#### [Description of the task]
Copy the data below exactly, omitting any picture it contains.

Stored entries
--- START ---

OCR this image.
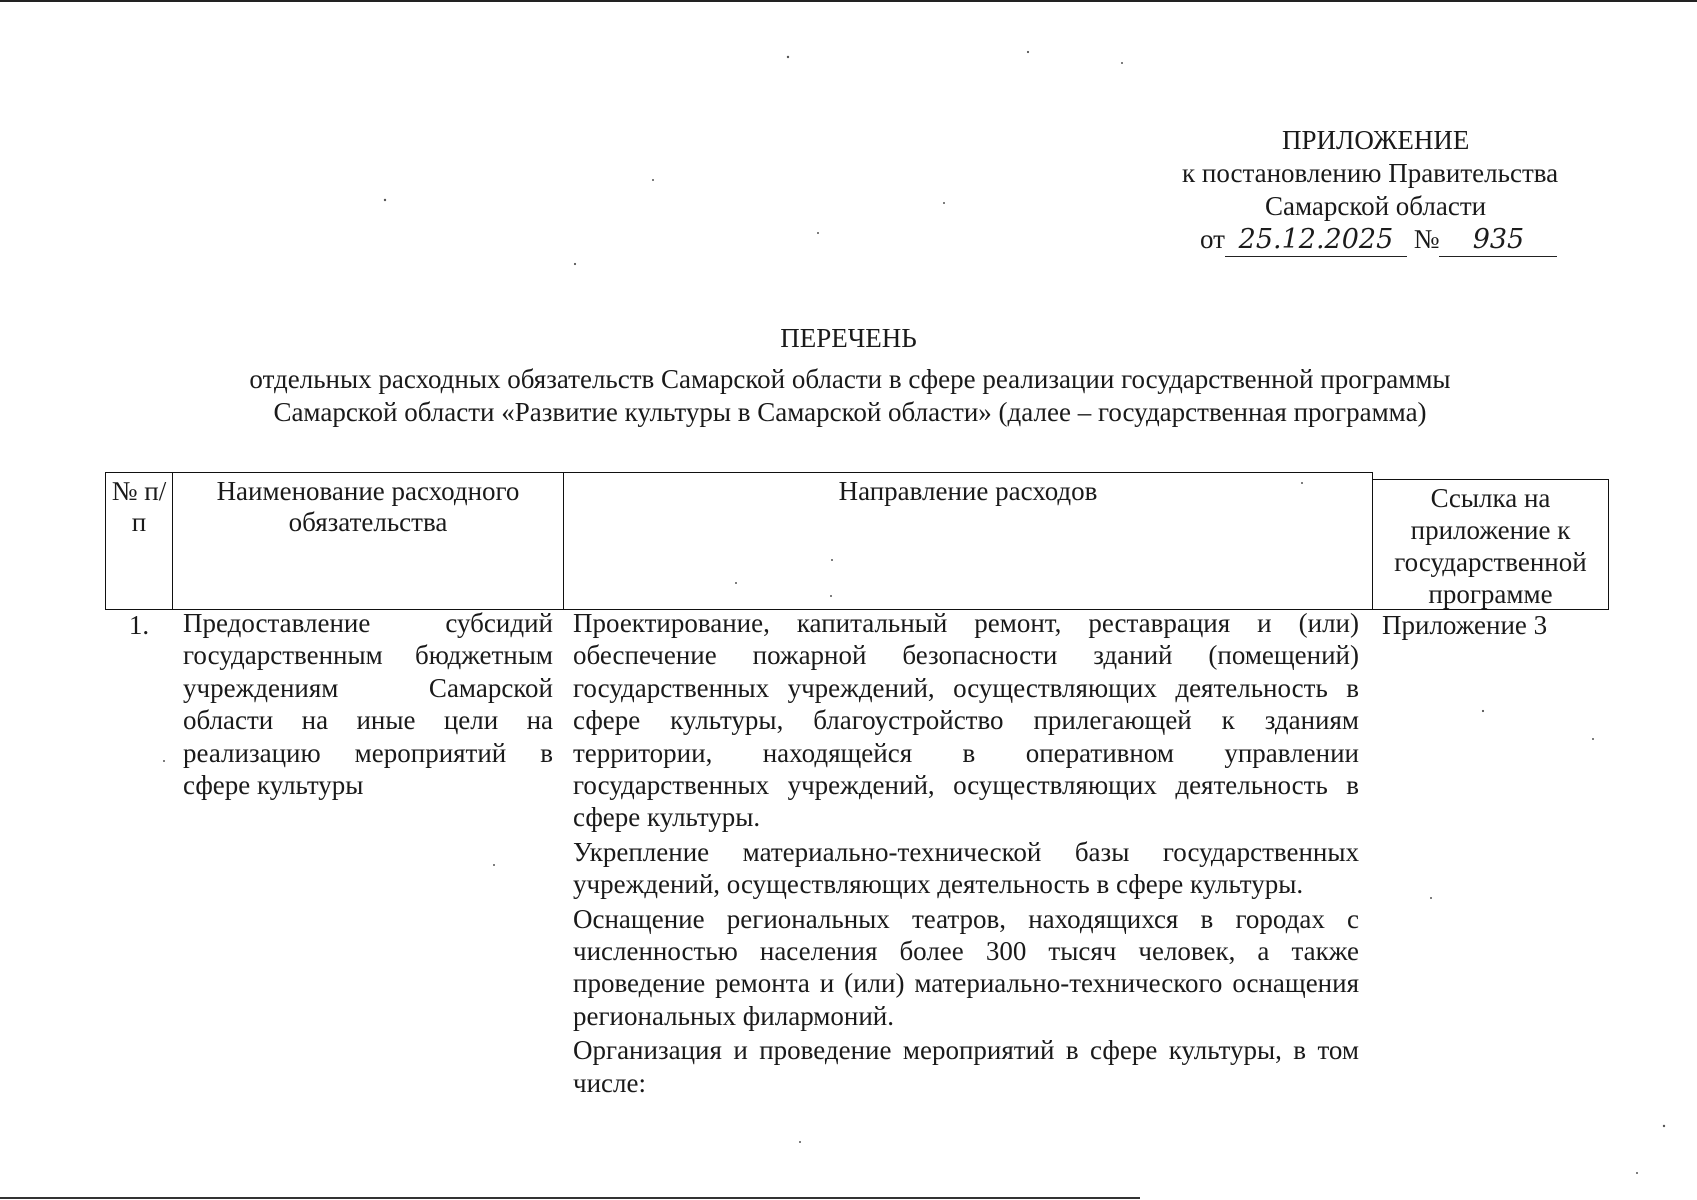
ПРИЛОЖЕНИЕ
к постановлению Правительства
Самарской области
от 25.12.2025 № 935
ПЕРЕЧЕНЬ
отдельных расходных обязательств Самарской области в сфере реализации государственной программы
Самарской области «Развитие культуры в Самарской области» (далее – государственная программа)
№ п/п
Наименование расходного обязательства
Направление расходов	Ссылка на приложение к государственной программе
1.	Предоставление субсидий государственным бюджетным учреждениям Самарской области на иные цели на реализацию мероприятий в сфере культуры

Проектирование, капитальный ремонт, реставрация и (или) обеспечение пожарной безопасности зданий (помещений) государственных учреждений, осуществляющих деятельность в сфере культуры, благоустройство прилегающей к зданиям территории, находящейся в оперативном управлении государственных учреждений, осуществляющих деятельность в сфере культуры.

Укрепление материально-технической базы государственных учреждений, осуществляющих деятельность в сфере культуры.

Оснащение региональных театров, находящихся в городах с численностью населения более 300 тысяч человек, а также проведение ремонта и (или) материально-технического оснащения региональных филармоний.

Организация и проведение мероприятий в сфере культуры, в том числе:

Приложение 3
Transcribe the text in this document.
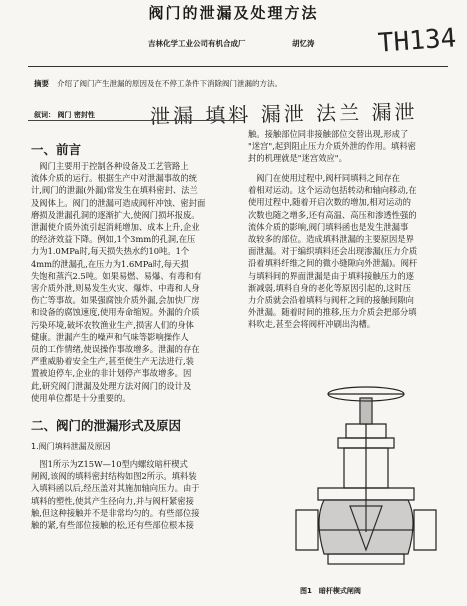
阀门的泄漏及处理方法
吉林化学工业公司有机合成厂	胡忆涛 TH134
摘要 介绍了阀门产生泄漏的原因及在不停工条件下消除阀门泄漏的方法。
叙词： 阀门 密封性	泄漏 填料 漏泄 法兰 漏泄
一、前言
　阀门主要用于控制各种设备及工艺管路上
流体介质的运行。根据生产中对泄漏事故的统
计,阀门的泄漏(外漏)常发生在填料密封、法兰
及阀体上。阀门的泄漏可造成阀杆冲蚀、密封面
磨损及泄漏孔洞的逐渐扩大,使阀门损坏报废。
泄漏使介质外流引起消耗增加、成本上升,企业
的经济效益下降。例如,1个3mm的孔洞,在压
力为1.0MPa时,每天损失热水约10吨。1个
4mm的泄漏孔,在压力为1.6MPa时,每天损
失饱和蒸汽2.5吨。如果易燃、易爆、有毒和有
害介质外泄,则易发生火灾、爆炸、中毒和人身
伤亡等事故。如果强腐蚀介质外漏,会加快厂房
和设备的腐蚀速度,使用寿命缩短。外漏的介质
污染环境,破坏农牧渔业生产,损害人们的身体
健康。泄漏产生的噪声和气味等影响操作人
员的工作情绪,使误操作事故增多。泄漏的存在
严重威胁着安全生产,甚至使生产无法进行,装
置被迫停车,企业的非计划停产事故增多。因
此,研究阀门泄漏及处理方法对阀门的设计及
使用单位都是十分重要的。
二、阀门的泄漏形式及原因
1.阀门填料泄漏及原因
　图1所示为Z15W—10型内螺纹暗杆楔式
闸阀,该阀的填料密封结构如图2所示。填料装
入填料函以后,经压盖对其施加轴向压力。由于
填料的塑性,使其产生径向力,并与阀杆紧密接
触,但这种接触并不是非常均匀的。有些部位接
触的紧,有些部位接触的松,还有些部位根本接
触。接触部位同非接触部位交替出现,形成了
"迷宫",起到阻止压力介质外泄的作用。填料密
封的机理就是"迷宫效应"。
　阀门在使用过程中,阀杆同填料之间存在
着相对运动。这个运动包括转动和轴向移动,在
使用过程中,随着开启次数的增加,相对运动的
次数也随之增多,还有高温、高压和渗透性强的
流体介质的影响,阀门填料函也是发生泄漏事
故较多的部位。造成填料泄漏的主要原因是界
面泄漏。对于编织填料还会出现渗漏(压力介质
沿着填料纤维之间的微小缝隙向外泄漏)。阀杆
与填料间的界面泄漏是由于填料接触压力的逐
渐减弱,填料自身的老化等原因引起的,这时压
力介质就会沿着填料与阀杆之间的接触间隙向
外泄漏。随着时间的推移,压力介质会把部分填
料吹走,甚至会将阀杆冲刷出沟槽。
图1　暗杆楔式闸阀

--- END ---

#### [Complete answer]
OCR this image.
ПРИЛОЖЕНИЕ
к постановлению Правительства
Самарской области
от 25.12.2025 № 935
ПЕРЕЧЕНЬ
отдельных расходных обязательств Самарской области в сфере реализации государственной программы
Самарской области «Развитие культуры в Самарской области» (далее – государственная программа)
№ п/п
Наименование расходного обязательства
Направление расходов	Ссылка на приложение к государственной программе
1.	Предоставление субсидий государственным бюджетным учреждениям Самарской области на иные цели на реализацию мероприятий в сфере культуры

Проектирование, капитальный ремонт, реставрация и (или) обеспечение пожарной безопасности зданий (помещений) государственных учреждений, осуществляющих деятельность в сфере культуры, благоустройство прилегающей к зданиям территории, находящейся в оперативном управлении государственных учреждений, осуществляющих деятельность в сфере культуры.

Укрепление материально-технической базы государственных учреждений, осуществляющих деятельность в сфере культуры.

Оснащение региональных театров, находящихся в городах с численностью населения более 300 тысяч человек, а также проведение ремонта и (или) материально-технического оснащения региональных филармоний.

Организация и проведение мероприятий в сфере культуры, в том числе:

Приложение 3
Transcribe the text in this document.
阀门的泄漏及处理方法
吉林化学工业公司有机合成厂	胡忆涛 TH134
摘要 介绍了阀门产生泄漏的原因及在不停工条件下消除阀门泄漏的方法。
叙词： 阀门 密封性	泄漏 填料 漏泄 法兰 漏泄
一、前言
　阀门主要用于控制各种设备及工艺管路上
流体介质的运行。根据生产中对泄漏事故的统
计,阀门的泄漏(外漏)常发生在填料密封、法兰
及阀体上。阀门的泄漏可造成阀杆冲蚀、密封面
磨损及泄漏孔洞的逐渐扩大,使阀门损坏报废。
泄漏使介质外流引起消耗增加、成本上升,企业
的经济效益下降。例如,1个3mm的孔洞,在压
力为1.0MPa时,每天损失热水约10吨。1个
4mm的泄漏孔,在压力为1.6MPa时,每天损
失饱和蒸汽2.5吨。如果易燃、易爆、有毒和有
害介质外泄,则易发生火灾、爆炸、中毒和人身
伤亡等事故。如果强腐蚀介质外漏,会加快厂房
和设备的腐蚀速度,使用寿命缩短。外漏的介质
污染环境,破坏农牧渔业生产,损害人们的身体
健康。泄漏产生的噪声和气味等影响操作人
员的工作情绪,使误操作事故增多。泄漏的存在
严重威胁着安全生产,甚至使生产无法进行,装
置被迫停车,企业的非计划停产事故增多。因
此,研究阀门泄漏及处理方法对阀门的设计及
使用单位都是十分重要的。
二、阀门的泄漏形式及原因
1.阀门填料泄漏及原因
　图1所示为Z15W—10型内螺纹暗杆楔式
闸阀,该阀的填料密封结构如图2所示。填料装
入填料函以后,经压盖对其施加轴向压力。由于
填料的塑性,使其产生径向力,并与阀杆紧密接
触,但这种接触并不是非常均匀的。有些部位接
触的紧,有些部位接触的松,还有些部位根本接
触。接触部位同非接触部位交替出现,形成了
"迷宫",起到阻止压力介质外泄的作用。填料密
封的机理就是"迷宫效应"。
　阀门在使用过程中,阀杆同填料之间存在
着相对运动。这个运动包括转动和轴向移动,在
使用过程中,随着开启次数的增加,相对运动的
次数也随之增多,还有高温、高压和渗透性强的
流体介质的影响,阀门填料函也是发生泄漏事
故较多的部位。造成填料泄漏的主要原因是界
面泄漏。对于编织填料还会出现渗漏(压力介质
沿着填料纤维之间的微小缝隙向外泄漏)。阀杆
与填料间的界面泄漏是由于填料接触压力的逐
渐减弱,填料自身的老化等原因引起的,这时压
力介质就会沿着填料与阀杆之间的接触间隙向
外泄漏。随着时间的推移,压力介质会把部分填
料吹走,甚至会将阀杆冲刷出沟槽。
图1　暗杆楔式闸阀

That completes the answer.